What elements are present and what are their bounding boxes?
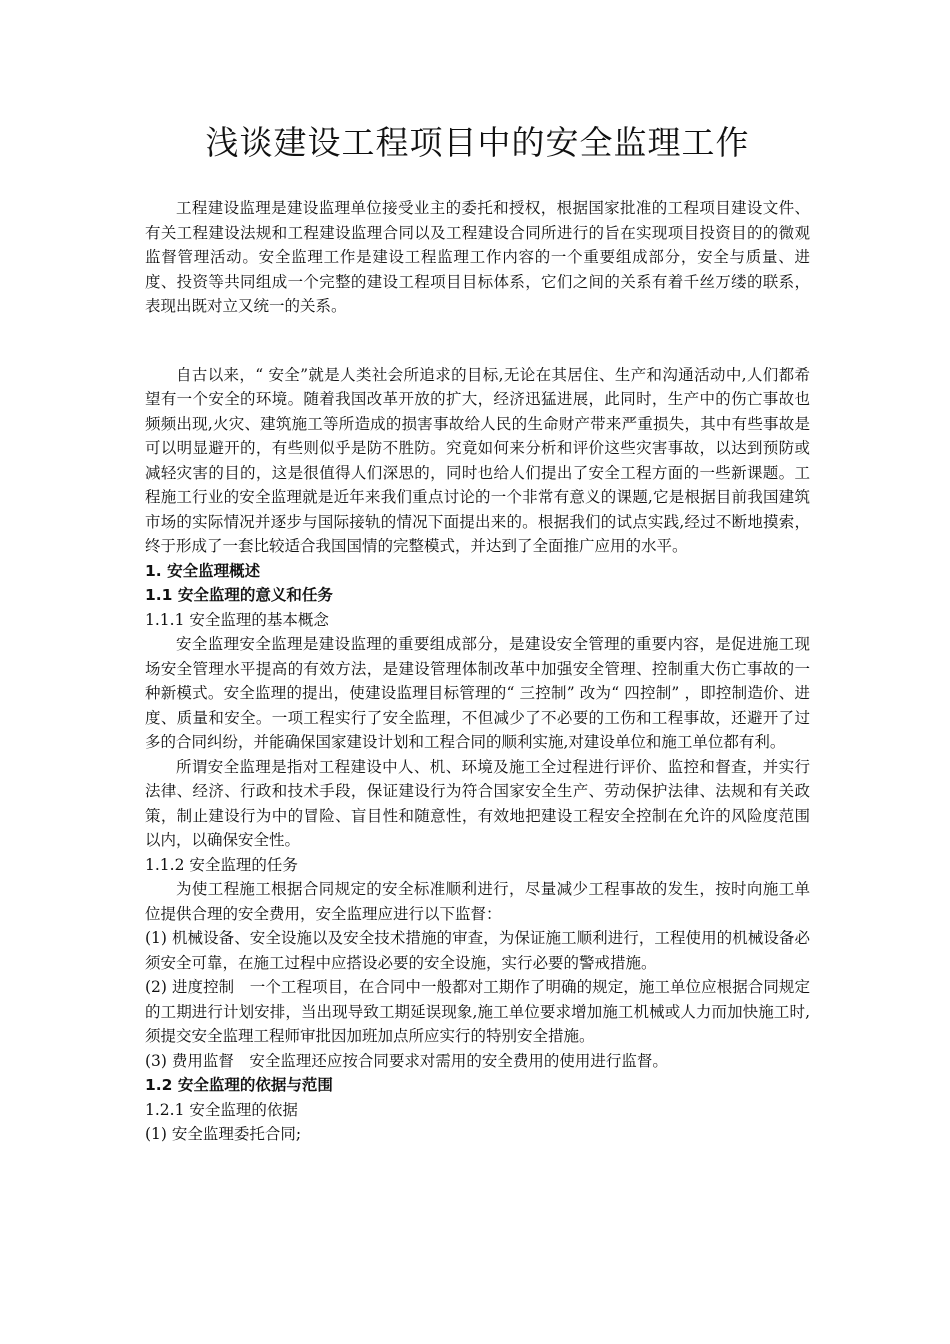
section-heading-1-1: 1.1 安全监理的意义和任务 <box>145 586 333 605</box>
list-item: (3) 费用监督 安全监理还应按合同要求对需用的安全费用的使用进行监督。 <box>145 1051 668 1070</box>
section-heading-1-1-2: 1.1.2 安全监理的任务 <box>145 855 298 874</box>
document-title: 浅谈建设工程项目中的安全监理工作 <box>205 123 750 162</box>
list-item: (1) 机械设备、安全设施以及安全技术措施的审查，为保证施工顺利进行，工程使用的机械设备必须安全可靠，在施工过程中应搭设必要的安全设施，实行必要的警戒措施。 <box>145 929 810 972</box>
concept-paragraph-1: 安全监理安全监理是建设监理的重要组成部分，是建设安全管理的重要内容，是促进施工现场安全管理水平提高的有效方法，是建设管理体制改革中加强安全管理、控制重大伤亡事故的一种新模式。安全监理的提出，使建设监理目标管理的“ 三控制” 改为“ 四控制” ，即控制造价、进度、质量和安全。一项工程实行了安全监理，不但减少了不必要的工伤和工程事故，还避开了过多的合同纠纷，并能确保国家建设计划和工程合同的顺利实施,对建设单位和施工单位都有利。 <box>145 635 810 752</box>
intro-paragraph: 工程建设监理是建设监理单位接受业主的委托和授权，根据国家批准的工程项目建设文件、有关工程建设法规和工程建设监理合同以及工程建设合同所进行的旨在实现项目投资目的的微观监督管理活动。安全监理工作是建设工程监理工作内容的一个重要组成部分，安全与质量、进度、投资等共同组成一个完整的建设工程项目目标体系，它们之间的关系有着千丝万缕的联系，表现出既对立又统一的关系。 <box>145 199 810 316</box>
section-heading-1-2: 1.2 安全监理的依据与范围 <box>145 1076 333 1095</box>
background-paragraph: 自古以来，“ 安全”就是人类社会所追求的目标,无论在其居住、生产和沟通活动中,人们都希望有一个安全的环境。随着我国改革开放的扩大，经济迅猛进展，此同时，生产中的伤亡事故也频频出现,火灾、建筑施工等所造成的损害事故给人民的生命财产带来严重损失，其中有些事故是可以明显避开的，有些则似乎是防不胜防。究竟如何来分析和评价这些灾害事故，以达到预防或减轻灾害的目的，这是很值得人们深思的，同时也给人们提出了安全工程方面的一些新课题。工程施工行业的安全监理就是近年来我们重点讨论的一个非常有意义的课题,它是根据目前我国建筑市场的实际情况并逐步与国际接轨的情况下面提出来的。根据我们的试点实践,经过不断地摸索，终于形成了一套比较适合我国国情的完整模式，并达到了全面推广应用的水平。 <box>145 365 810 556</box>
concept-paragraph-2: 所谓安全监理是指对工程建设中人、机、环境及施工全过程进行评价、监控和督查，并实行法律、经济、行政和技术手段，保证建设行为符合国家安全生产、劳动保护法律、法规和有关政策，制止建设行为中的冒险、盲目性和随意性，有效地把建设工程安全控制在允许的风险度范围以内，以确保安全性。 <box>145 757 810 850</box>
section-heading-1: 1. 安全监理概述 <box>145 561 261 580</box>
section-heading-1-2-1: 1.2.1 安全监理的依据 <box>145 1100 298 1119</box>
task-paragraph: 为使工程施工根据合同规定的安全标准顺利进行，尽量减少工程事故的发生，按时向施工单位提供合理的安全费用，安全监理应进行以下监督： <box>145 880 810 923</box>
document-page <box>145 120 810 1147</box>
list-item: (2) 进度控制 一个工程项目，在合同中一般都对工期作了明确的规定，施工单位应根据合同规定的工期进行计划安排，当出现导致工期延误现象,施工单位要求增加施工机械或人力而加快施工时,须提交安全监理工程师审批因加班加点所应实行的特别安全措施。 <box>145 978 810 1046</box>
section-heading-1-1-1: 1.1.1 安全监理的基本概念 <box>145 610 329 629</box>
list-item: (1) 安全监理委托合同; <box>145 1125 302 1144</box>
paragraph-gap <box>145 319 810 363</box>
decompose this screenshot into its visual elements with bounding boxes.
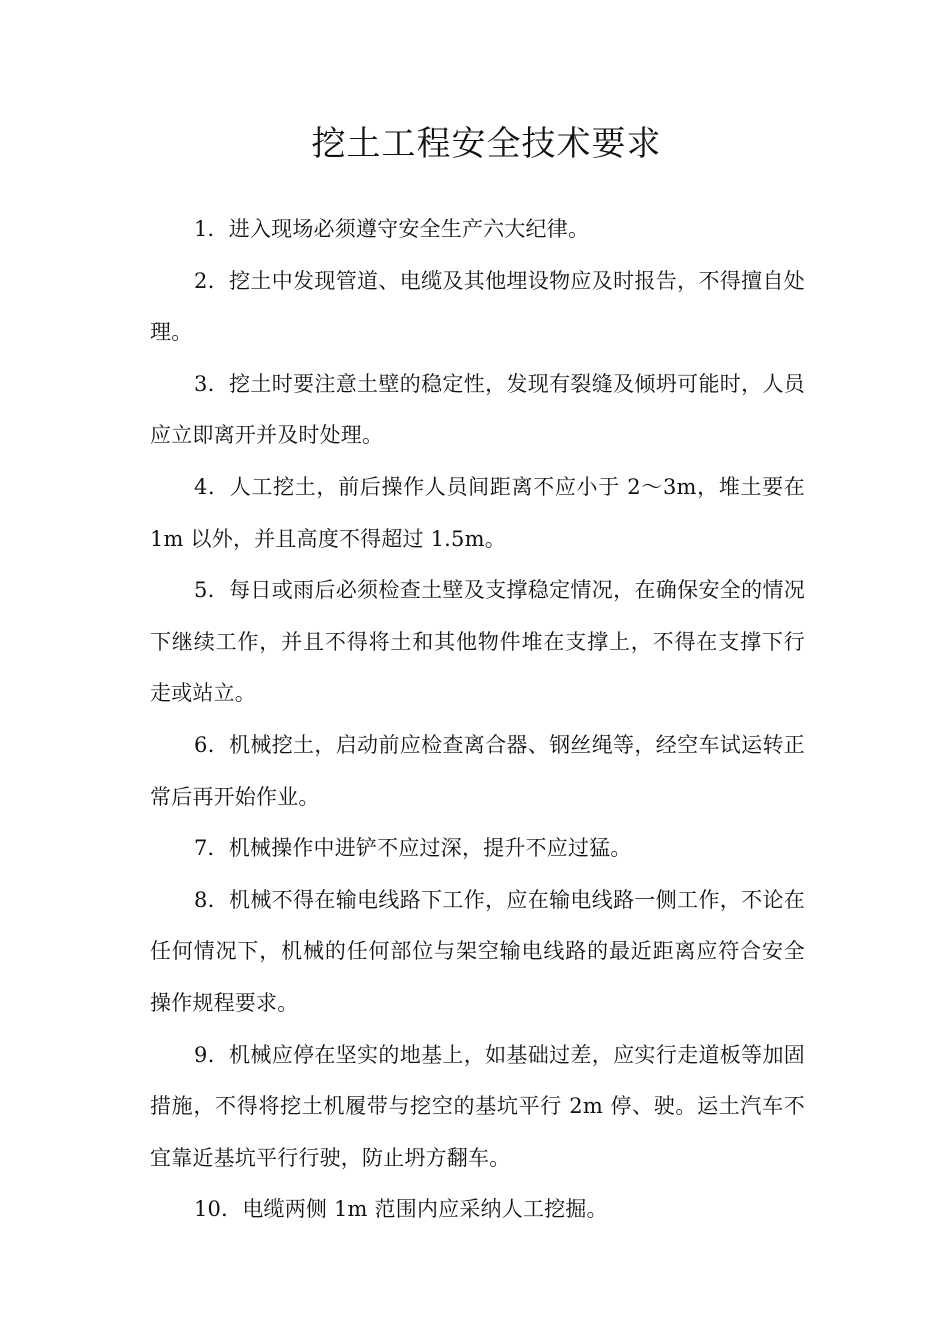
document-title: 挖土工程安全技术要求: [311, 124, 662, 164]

-*-*-

**WHAT THE EXERCISE ASKS**. Arrange the part of the listing above that opens with the line containing "section-heading-1-1: 1.1 安全监理的意义和任务" and closes with the line containing "section-heading-1-2: 1.2 安全监理的依据与范围" as a numbered list, leaving out blank lines.

**EXERCISE RESULT**.
1. section-heading-1-1: 1.1 安全监理的意义和任务 <box>145 586 333 605</box>
2. list-item: (3) 费用监督 安全监理还应按合同要求对需用的安全费用的使用进行监督。 <box>145 1051 668 1070</box>
3. section-heading-1-1-2: 1.1.2 安全监理的任务 <box>145 855 298 874</box>
4. document-title: 浅谈建设工程项目中的安全监理工作 <box>205 123 750 162</box>
5. list-item: (1) 机械设备、安全设施以及安全技术措施的审查，为保证施工顺利进行，工程使用的机械设备必须安全可靠，在施工过程中应搭设必要的安全设施，实行必要的警戒措施。 <box>145 929 810 972</box>
6. concept-paragraph-1: 安全监理安全监理是建设监理的重要组成部分，是建设安全管理的重要内容，是促进施工现场安全管理水平提高的有效方法，是建设管理体制改革中加强安全管理、控制重大伤亡事故的一种新模式。安全监理的提出，使建设监理目标管理的“ 三控制” 改为“ 四控制” ，即控制造价、进度、质量和安全。一项工程实行了安全监理，不但减少了不必要的工伤和工程事故，还避开了过多的合同纠纷，并能确保国家建设计划和工程合同的顺利实施,对建设单位和施工单位都有利。 <box>145 635 810 752</box>
7. intro-paragraph: 工程建设监理是建设监理单位接受业主的委托和授权，根据国家批准的工程项目建设文件、有关工程建设法规和工程建设监理合同以及工程建设合同所进行的旨在实现项目投资目的的微观监督管理活动。安全监理工作是建设工程监理工作内容的一个重要组成部分，安全与质量、进度、投资等共同组成一个完整的建设工程项目目标体系，它们之间的关系有着千丝万缕的联系，表现出既对立又统一的关系。 <box>145 199 810 316</box>
8. section-heading-1-2: 1.2 安全监理的依据与范围 <box>145 1076 333 1095</box>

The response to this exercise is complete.